Instructions to follow: Output all entries verbatim. Skip pictures.

**********

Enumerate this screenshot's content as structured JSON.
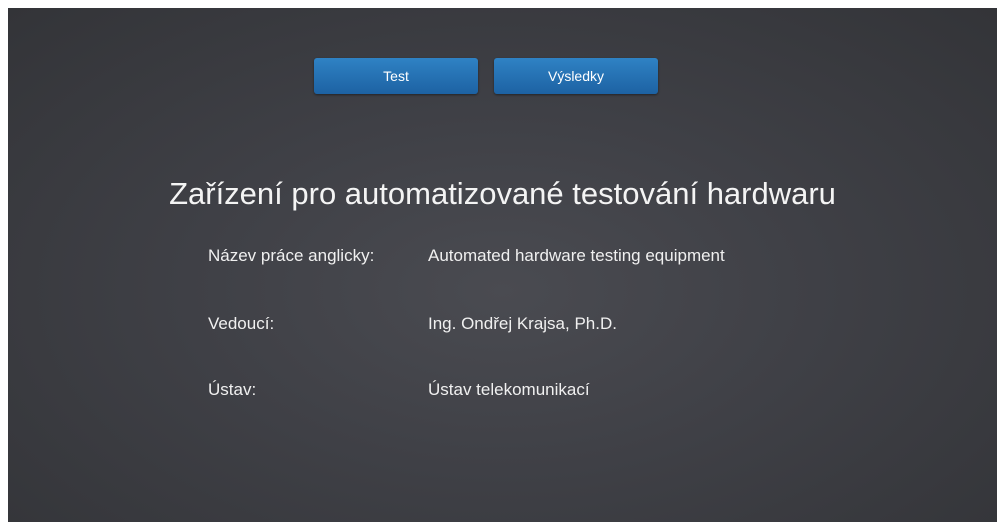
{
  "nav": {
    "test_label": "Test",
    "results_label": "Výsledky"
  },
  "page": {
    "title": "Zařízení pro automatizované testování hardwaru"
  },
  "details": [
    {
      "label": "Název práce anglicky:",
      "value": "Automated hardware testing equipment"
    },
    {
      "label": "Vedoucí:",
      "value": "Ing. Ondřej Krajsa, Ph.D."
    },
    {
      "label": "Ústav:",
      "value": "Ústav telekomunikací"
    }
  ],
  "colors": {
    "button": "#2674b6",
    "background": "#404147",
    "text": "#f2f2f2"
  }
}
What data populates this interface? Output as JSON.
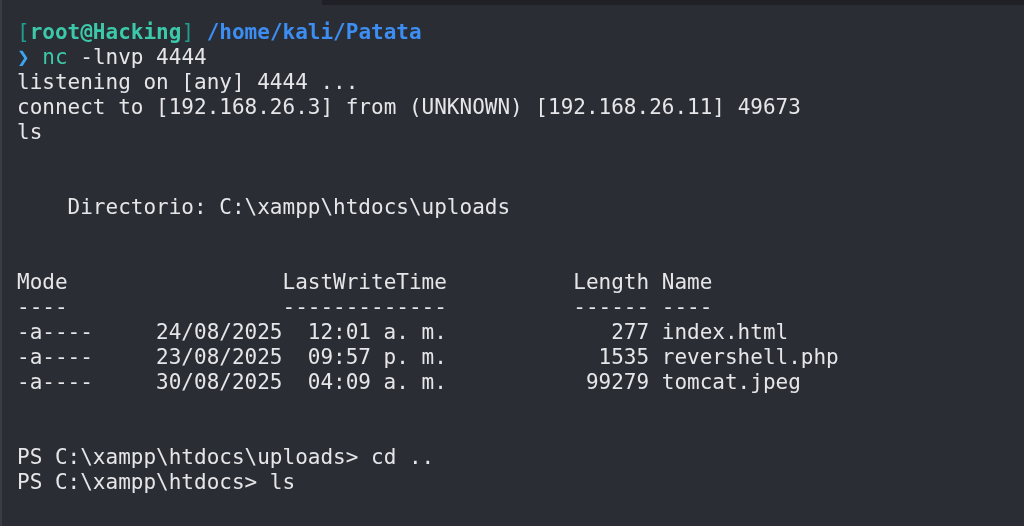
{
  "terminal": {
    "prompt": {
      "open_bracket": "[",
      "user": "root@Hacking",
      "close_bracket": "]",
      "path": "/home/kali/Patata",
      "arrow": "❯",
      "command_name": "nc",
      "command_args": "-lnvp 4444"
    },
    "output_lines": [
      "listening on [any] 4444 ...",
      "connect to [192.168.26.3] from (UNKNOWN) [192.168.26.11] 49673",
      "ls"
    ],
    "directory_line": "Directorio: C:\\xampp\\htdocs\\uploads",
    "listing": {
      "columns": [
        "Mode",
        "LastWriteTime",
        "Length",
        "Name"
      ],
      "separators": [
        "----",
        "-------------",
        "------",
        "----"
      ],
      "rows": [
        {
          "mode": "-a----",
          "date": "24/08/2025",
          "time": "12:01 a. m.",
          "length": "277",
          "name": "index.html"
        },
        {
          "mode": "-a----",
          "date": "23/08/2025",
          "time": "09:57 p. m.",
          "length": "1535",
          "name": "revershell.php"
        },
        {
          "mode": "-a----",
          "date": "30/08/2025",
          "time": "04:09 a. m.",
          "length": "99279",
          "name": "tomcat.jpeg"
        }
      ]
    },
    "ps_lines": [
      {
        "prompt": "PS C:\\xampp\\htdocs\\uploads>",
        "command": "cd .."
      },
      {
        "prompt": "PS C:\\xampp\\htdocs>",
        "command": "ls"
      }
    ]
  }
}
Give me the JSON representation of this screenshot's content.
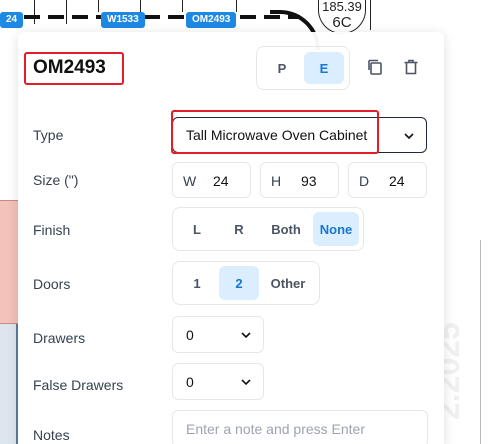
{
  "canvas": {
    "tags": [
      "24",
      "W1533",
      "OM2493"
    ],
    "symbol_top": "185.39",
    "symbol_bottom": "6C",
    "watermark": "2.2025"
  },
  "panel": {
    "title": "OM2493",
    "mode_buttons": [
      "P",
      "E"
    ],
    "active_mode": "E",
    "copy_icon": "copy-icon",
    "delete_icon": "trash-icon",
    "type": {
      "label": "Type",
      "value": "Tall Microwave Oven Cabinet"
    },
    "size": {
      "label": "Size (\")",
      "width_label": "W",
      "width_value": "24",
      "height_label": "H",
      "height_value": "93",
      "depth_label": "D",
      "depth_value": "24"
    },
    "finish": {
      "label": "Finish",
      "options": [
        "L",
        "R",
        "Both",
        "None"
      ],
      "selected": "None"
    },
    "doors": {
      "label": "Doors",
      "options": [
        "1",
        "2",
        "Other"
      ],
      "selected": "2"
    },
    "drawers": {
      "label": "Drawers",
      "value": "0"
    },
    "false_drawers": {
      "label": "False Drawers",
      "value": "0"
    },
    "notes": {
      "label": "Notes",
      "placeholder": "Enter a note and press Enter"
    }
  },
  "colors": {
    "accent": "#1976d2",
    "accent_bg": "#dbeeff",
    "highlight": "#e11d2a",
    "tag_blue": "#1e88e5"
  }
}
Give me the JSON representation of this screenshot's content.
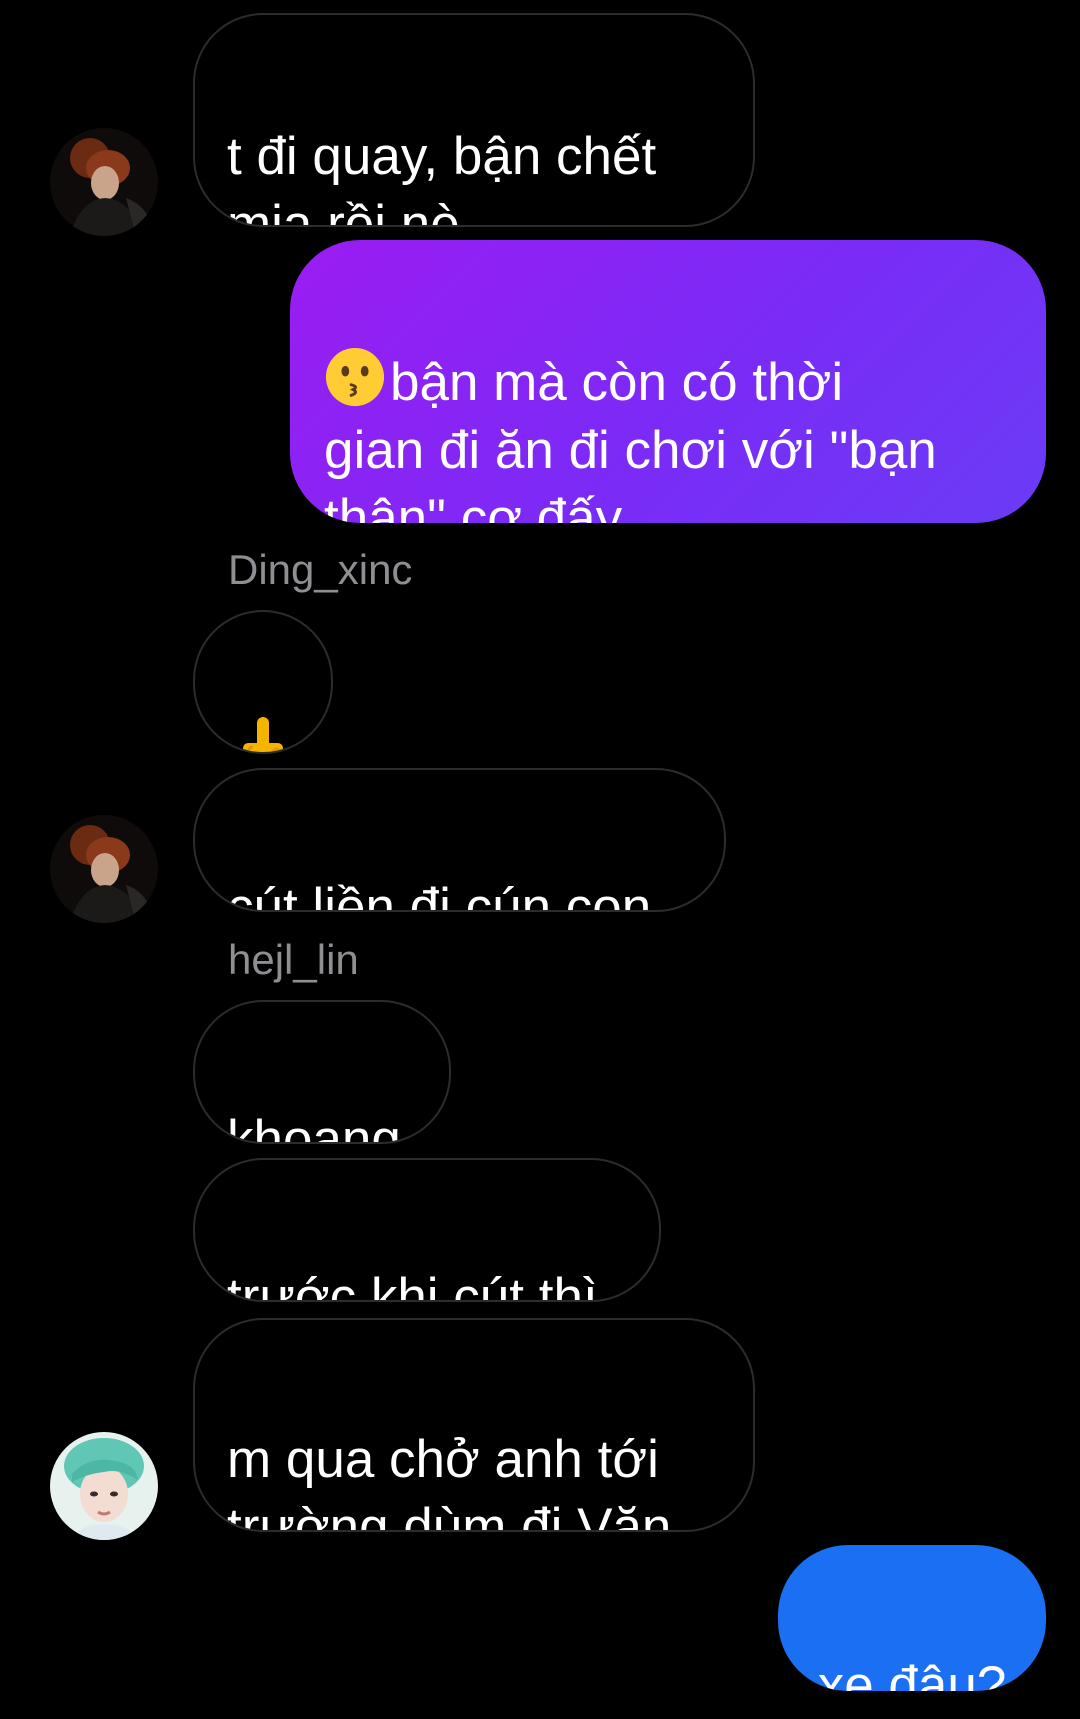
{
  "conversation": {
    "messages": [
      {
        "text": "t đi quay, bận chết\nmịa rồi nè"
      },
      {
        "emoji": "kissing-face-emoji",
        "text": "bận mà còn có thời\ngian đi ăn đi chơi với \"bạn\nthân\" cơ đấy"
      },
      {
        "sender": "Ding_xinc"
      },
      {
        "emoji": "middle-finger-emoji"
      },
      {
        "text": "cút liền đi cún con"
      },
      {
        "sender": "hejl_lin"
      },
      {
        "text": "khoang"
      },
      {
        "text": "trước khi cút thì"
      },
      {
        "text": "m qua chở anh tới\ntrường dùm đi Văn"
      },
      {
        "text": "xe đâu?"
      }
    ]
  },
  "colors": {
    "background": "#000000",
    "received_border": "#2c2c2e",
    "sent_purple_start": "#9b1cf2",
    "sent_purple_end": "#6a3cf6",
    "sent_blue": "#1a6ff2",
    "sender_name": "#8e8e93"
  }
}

**********

Task answer:
Enumerate this screenshot's content as structured JSON.
{
  "nav": {
    "test_label": "Test",
    "results_label": "Výsledky"
  },
  "page": {
    "title": "Zařízení pro automatizované testování hardwaru"
  },
  "details": [
    {
      "label": "Název práce anglicky:",
      "value": "Automated hardware testing equipment"
    },
    {
      "label": "Vedoucí:",
      "value": "Ing. Ondřej Krajsa, Ph.D."
    },
    {
      "label": "Ústav:",
      "value": "Ústav telekomunikací"
    }
  ],
  "colors": {
    "button": "#2674b6",
    "background": "#404147",
    "text": "#f2f2f2"
  }
}
What data populates this interface? Output as JSON.
{
  "terminal": {
    "prompt": {
      "open_bracket": "[",
      "user": "root@Hacking",
      "close_bracket": "]",
      "path": "/home/kali/Patata",
      "arrow": "❯",
      "command_name": "nc",
      "command_args": "-lnvp 4444"
    },
    "output_lines": [
      "listening on [any] 4444 ...",
      "connect to [192.168.26.3] from (UNKNOWN) [192.168.26.11] 49673",
      "ls"
    ],
    "directory_line": "Directorio: C:\\xampp\\htdocs\\uploads",
    "listing": {
      "columns": [
        "Mode",
        "LastWriteTime",
        "Length",
        "Name"
      ],
      "separators": [
        "----",
        "-------------",
        "------",
        "----"
      ],
      "rows": [
        {
          "mode": "-a----",
          "date": "24/08/2025",
          "time": "12:01 a. m.",
          "length": "277",
          "name": "index.html"
        },
        {
          "mode": "-a----",
          "date": "23/08/2025",
          "time": "09:57 p. m.",
          "length": "1535",
          "name": "revershell.php"
        },
        {
          "mode": "-a----",
          "date": "30/08/2025",
          "time": "04:09 a. m.",
          "length": "99279",
          "name": "tomcat.jpeg"
        }
      ]
    },
    "ps_lines": [
      {
        "prompt": "PS C:\\xampp\\htdocs\\uploads>",
        "command": "cd .."
      },
      {
        "prompt": "PS C:\\xampp\\htdocs>",
        "command": "ls"
      }
    ]
  }
}
Give me the JSON representation of this screenshot's content.
{
  "canvas": {
    "tags": [
      "24",
      "W1533",
      "OM2493"
    ],
    "symbol_top": "185.39",
    "symbol_bottom": "6C",
    "watermark": "2.2025"
  },
  "panel": {
    "title": "OM2493",
    "mode_buttons": [
      "P",
      "E"
    ],
    "active_mode": "E",
    "copy_icon": "copy-icon",
    "delete_icon": "trash-icon",
    "type": {
      "label": "Type",
      "value": "Tall Microwave Oven Cabinet"
    },
    "size": {
      "label": "Size (\")",
      "width_label": "W",
      "width_value": "24",
      "height_label": "H",
      "height_value": "93",
      "depth_label": "D",
      "depth_value": "24"
    },
    "finish": {
      "label": "Finish",
      "options": [
        "L",
        "R",
        "Both",
        "None"
      ],
      "selected": "None"
    },
    "doors": {
      "label": "Doors",
      "options": [
        "1",
        "2",
        "Other"
      ],
      "selected": "2"
    },
    "drawers": {
      "label": "Drawers",
      "value": "0"
    },
    "false_drawers": {
      "label": "False Drawers",
      "value": "0"
    },
    "notes": {
      "label": "Notes",
      "placeholder": "Enter a note and press Enter"
    }
  },
  "colors": {
    "accent": "#1976d2",
    "accent_bg": "#dbeeff",
    "highlight": "#e11d2a",
    "tag_blue": "#1e88e5"
  }
}
Give me the JSON representation of this screenshot's content.
{
  "conversation": {
    "messages": [
      {
        "text": "t đi quay, bận chết\nmịa rồi nè"
      },
      {
        "emoji": "kissing-face-emoji",
        "text": "bận mà còn có thời\ngian đi ăn đi chơi với \"bạn\nthân\" cơ đấy"
      },
      {
        "sender": "Ding_xinc"
      },
      {
        "emoji": "middle-finger-emoji"
      },
      {
        "text": "cút liền đi cún con"
      },
      {
        "sender": "hejl_lin"
      },
      {
        "text": "khoang"
      },
      {
        "text": "trước khi cút thì"
      },
      {
        "text": "m qua chở anh tới\ntrường dùm đi Văn"
      },
      {
        "text": "xe đâu?"
      }
    ]
  },
  "colors": {
    "background": "#000000",
    "received_border": "#2c2c2e",
    "sent_purple_start": "#9b1cf2",
    "sent_purple_end": "#6a3cf6",
    "sent_blue": "#1a6ff2",
    "sender_name": "#8e8e93"
  }
}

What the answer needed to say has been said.